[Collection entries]
□ □ □

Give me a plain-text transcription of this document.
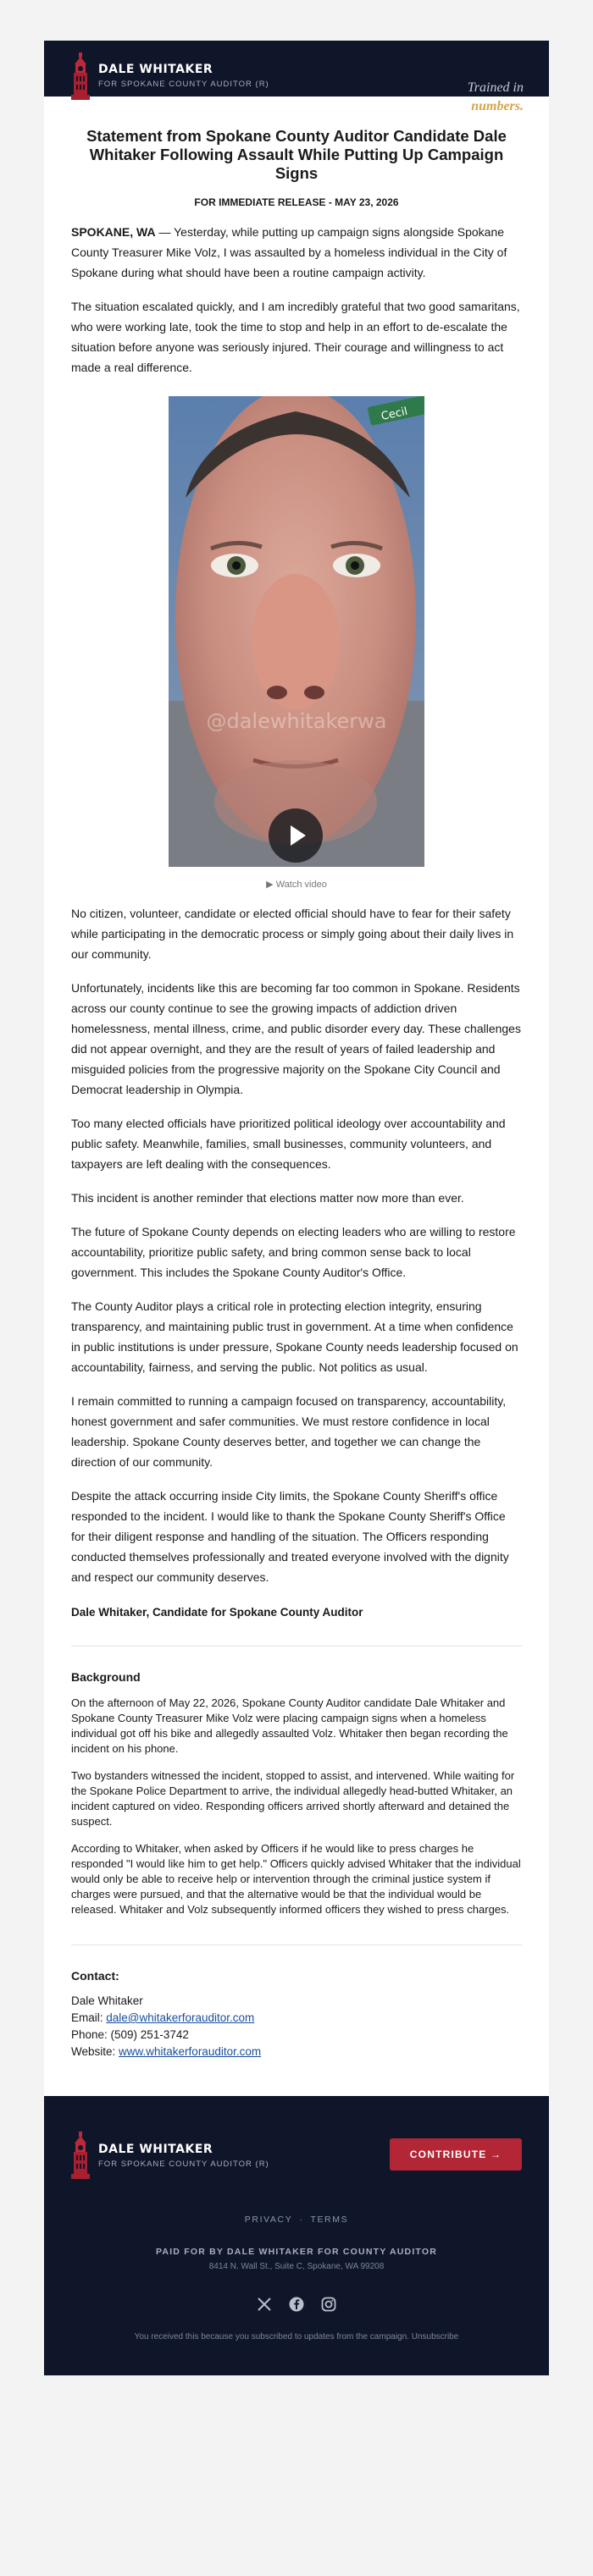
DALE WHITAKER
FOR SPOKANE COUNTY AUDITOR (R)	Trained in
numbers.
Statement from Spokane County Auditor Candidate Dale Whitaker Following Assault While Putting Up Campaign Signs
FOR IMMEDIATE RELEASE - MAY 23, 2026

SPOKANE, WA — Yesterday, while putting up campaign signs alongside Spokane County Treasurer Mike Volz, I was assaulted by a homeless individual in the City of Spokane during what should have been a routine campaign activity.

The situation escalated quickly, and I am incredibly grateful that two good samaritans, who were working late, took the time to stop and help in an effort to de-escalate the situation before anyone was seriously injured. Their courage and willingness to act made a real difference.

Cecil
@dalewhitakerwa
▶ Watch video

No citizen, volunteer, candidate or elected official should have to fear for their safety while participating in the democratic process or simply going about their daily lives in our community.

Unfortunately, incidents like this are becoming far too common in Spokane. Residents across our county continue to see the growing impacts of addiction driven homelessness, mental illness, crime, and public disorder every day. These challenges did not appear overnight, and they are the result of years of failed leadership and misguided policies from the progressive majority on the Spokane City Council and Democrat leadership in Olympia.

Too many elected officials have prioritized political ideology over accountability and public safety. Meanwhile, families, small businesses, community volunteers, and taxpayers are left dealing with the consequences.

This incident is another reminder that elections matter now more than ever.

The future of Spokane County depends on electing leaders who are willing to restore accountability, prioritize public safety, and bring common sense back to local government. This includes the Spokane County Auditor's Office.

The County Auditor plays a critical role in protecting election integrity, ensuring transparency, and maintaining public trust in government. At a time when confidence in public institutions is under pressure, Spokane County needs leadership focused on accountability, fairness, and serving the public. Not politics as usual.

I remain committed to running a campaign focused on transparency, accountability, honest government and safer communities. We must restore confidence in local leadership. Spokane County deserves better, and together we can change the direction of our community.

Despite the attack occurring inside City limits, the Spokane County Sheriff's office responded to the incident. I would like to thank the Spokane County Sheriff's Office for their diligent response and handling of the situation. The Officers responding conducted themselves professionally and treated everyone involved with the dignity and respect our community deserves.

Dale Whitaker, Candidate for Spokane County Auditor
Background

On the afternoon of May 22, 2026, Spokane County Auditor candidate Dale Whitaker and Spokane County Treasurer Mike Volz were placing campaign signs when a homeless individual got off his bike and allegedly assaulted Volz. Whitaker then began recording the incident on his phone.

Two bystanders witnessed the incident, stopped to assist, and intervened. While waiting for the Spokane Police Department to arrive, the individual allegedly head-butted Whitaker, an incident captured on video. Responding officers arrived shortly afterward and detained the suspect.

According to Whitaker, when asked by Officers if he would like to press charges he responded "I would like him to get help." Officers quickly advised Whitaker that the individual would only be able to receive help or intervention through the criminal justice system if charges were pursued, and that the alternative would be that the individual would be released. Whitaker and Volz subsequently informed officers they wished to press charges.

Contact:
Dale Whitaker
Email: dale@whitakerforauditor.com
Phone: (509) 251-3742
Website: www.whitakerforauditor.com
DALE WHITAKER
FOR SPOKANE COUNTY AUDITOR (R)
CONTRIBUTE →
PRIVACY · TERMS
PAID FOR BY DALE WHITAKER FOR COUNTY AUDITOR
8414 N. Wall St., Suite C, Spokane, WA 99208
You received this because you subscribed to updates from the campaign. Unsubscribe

□ □ □

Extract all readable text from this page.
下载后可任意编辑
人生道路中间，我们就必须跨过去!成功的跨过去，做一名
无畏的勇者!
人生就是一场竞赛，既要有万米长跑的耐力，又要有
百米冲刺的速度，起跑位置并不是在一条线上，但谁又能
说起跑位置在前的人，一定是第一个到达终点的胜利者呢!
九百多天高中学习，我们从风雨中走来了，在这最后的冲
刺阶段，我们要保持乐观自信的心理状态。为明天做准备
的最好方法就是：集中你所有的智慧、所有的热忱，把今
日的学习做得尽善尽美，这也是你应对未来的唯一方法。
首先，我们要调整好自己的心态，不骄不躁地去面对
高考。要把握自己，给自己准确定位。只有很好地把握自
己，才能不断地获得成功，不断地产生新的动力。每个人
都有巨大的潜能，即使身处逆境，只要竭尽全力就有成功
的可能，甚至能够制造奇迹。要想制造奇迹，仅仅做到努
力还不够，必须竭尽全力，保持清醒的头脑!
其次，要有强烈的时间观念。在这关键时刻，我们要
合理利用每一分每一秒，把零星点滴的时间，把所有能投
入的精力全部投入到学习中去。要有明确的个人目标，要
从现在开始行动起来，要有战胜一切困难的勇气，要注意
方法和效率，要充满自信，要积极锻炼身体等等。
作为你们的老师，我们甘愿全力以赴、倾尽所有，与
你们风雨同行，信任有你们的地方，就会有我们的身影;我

□ □ □

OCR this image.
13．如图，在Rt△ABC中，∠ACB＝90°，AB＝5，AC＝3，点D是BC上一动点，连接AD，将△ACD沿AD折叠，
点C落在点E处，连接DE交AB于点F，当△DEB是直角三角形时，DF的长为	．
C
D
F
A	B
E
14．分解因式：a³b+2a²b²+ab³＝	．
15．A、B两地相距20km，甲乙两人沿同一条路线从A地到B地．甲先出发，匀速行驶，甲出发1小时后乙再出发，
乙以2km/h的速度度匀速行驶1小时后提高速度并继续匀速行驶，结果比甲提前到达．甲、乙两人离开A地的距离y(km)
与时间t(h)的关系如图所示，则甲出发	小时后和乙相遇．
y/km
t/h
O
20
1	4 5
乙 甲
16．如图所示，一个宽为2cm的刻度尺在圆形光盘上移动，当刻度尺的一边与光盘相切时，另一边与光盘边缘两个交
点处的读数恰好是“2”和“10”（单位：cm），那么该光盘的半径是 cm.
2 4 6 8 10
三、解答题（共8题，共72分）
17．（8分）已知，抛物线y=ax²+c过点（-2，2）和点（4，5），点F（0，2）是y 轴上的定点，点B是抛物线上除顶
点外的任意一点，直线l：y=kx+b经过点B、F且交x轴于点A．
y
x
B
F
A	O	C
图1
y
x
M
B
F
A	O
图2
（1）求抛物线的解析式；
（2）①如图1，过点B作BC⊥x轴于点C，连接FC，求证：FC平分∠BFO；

□ □ □

- [Required work]: Return every line of the preceding records in which the word "video" appears.

- [The reply]:
▶ Watch video
Two bystanders witnessed the incident, stopped to assist, and intervened. While waiting for the Spokane Police Department to arrive, the individual allegedly head-butted Whitaker, an incident captured on video. Responding officers arrived shortly afterward and detained the suspect.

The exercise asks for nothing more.